• Aim of the exercise: Sort through the entries below and pull out lines containing the word "боковике".

Data excerpts:
* * * * *

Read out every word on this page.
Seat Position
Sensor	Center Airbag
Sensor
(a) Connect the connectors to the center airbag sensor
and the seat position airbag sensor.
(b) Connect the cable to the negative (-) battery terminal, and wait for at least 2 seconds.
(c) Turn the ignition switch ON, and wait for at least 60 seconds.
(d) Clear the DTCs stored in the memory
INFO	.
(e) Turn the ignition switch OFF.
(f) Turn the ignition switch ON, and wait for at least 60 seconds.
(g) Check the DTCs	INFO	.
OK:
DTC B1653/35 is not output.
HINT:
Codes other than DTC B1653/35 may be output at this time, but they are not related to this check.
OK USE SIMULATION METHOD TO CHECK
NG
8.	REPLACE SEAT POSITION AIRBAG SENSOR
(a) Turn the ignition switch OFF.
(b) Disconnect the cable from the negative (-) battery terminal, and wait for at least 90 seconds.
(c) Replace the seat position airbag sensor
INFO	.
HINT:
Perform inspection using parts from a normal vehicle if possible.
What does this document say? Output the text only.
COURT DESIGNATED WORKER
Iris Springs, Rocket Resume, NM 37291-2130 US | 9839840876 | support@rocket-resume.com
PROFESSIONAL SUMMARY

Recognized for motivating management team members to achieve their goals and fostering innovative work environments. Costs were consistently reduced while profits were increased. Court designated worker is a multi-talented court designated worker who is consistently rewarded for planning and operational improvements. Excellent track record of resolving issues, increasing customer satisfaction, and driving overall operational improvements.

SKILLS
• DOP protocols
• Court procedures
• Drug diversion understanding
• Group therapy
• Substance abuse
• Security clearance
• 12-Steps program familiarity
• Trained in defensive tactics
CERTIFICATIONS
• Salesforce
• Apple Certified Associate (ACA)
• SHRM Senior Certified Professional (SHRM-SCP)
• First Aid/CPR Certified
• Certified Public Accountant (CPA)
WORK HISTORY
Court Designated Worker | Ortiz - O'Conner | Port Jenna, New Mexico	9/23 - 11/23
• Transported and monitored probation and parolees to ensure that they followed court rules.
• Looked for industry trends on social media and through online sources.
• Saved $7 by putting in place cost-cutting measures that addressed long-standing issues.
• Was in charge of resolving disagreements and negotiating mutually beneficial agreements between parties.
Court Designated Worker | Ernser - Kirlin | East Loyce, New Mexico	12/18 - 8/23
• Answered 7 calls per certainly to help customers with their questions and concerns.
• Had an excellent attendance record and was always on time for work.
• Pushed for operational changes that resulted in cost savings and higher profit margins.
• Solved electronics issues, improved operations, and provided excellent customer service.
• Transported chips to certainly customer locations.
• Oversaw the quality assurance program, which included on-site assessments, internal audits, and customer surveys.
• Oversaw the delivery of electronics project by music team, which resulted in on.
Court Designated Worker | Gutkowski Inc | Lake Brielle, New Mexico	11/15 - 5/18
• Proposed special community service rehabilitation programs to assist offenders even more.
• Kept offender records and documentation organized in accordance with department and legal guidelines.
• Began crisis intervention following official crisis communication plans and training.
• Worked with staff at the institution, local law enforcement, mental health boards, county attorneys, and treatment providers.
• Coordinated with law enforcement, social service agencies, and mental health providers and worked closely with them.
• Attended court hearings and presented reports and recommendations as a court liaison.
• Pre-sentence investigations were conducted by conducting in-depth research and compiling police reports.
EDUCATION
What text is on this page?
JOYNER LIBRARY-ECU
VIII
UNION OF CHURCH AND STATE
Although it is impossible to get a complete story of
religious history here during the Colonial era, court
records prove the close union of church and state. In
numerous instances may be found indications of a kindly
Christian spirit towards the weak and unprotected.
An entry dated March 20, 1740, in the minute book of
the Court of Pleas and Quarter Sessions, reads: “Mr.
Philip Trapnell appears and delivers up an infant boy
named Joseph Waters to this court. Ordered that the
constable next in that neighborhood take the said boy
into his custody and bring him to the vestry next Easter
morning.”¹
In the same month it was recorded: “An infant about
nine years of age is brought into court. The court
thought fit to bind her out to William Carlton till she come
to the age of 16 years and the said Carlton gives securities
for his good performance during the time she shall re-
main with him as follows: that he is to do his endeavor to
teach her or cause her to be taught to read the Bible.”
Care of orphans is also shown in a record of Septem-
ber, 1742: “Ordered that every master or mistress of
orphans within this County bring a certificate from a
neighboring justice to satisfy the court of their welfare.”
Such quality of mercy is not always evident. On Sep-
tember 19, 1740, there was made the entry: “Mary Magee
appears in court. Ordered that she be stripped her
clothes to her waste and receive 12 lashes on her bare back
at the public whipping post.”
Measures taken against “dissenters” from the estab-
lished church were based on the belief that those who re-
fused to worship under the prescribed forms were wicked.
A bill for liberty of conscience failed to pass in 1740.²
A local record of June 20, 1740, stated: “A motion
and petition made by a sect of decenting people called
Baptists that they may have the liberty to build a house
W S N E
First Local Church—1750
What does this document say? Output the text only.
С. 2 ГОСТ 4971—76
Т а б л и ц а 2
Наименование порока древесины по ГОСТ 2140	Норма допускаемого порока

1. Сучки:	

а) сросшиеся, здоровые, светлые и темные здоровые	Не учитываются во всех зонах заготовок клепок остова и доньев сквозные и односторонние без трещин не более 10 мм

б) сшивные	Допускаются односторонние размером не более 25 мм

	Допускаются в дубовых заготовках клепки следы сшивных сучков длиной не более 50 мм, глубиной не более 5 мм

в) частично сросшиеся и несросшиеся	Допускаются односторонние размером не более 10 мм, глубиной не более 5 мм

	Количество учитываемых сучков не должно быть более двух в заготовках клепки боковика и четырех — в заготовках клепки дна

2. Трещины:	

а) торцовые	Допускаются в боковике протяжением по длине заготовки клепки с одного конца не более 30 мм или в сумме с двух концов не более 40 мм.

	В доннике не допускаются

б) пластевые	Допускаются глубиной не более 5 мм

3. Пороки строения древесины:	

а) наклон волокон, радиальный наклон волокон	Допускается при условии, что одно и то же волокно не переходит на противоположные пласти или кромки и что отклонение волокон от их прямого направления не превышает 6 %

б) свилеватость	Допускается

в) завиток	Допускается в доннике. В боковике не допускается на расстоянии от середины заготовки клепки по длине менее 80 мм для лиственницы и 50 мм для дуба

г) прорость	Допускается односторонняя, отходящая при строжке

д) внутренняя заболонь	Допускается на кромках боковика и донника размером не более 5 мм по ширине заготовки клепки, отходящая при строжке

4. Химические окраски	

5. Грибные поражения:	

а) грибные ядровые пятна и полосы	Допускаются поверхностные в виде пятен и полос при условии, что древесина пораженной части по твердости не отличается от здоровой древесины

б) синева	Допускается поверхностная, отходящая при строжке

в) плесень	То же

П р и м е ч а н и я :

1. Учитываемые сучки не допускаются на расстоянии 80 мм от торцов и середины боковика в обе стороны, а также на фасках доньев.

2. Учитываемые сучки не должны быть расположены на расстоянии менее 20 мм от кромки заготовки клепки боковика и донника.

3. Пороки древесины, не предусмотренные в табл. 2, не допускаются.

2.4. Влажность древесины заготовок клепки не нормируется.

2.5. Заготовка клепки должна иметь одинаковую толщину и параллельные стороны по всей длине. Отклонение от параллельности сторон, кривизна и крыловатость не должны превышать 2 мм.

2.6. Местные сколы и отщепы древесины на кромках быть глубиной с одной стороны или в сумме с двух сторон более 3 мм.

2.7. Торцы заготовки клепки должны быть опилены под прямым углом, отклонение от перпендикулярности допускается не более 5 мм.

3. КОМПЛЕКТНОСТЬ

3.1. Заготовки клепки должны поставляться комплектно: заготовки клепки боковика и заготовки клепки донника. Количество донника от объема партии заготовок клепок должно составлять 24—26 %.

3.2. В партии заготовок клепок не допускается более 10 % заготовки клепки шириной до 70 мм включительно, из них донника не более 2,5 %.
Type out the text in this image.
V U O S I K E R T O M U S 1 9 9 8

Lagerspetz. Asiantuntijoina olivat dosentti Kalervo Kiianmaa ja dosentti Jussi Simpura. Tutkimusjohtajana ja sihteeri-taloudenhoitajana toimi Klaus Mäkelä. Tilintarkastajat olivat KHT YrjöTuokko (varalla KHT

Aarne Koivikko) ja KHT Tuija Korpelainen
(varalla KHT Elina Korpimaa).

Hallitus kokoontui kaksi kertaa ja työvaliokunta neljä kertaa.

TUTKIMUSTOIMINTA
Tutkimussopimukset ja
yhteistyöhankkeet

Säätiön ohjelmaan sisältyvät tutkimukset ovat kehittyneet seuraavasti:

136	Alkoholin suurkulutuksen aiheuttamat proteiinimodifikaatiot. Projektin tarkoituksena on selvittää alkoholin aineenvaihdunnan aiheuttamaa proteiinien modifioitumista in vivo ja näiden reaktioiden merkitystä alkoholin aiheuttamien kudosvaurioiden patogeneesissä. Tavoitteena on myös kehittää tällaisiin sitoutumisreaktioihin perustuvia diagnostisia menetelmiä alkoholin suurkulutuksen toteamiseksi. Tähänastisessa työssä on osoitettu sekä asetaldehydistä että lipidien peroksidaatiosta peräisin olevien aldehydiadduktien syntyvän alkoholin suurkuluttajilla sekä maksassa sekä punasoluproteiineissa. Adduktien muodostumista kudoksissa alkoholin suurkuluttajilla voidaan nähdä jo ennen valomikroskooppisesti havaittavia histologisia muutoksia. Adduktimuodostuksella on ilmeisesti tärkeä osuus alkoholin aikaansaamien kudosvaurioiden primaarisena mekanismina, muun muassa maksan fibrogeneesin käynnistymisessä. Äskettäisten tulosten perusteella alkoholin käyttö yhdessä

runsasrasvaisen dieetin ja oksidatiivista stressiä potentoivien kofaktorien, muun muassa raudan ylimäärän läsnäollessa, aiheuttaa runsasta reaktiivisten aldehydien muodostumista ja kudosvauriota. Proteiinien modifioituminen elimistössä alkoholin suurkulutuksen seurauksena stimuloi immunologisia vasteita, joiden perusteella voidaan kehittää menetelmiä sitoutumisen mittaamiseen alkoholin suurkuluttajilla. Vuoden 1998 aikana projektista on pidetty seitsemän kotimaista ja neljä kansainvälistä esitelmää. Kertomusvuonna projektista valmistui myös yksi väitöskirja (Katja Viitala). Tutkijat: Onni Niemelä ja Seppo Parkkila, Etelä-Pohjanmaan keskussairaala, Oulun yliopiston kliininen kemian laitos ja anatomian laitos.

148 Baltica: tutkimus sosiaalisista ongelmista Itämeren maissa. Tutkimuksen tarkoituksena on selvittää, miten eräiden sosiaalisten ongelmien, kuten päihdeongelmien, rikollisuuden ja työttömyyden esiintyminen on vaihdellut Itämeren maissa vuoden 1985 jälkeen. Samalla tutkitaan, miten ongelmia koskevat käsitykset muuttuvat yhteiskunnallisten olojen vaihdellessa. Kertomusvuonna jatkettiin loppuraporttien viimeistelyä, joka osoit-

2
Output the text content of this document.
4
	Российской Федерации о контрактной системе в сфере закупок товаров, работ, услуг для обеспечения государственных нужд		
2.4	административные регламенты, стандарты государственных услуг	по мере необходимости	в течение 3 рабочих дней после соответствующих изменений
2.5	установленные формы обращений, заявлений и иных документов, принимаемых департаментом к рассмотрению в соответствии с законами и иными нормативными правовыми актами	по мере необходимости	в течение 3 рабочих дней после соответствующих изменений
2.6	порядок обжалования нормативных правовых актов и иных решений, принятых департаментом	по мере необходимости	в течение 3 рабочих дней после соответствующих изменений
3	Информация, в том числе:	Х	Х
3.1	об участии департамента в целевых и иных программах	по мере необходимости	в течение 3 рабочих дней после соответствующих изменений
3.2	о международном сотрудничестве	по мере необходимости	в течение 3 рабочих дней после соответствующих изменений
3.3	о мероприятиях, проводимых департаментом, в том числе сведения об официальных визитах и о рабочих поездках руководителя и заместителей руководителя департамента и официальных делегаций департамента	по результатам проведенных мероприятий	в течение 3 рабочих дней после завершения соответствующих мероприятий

* * * * *

• Output below:
а) торцовые	Допускаются в боковике протяжением по длине заготовки клепки с одного конца не более 30 мм или в сумме с двух концов не более 40 мм.
в) завиток	Допускается в доннике. В боковике не допускается на расстоянии от середины заготовки клепки по длине менее 80 мм для лиственницы и 50 мм для дуба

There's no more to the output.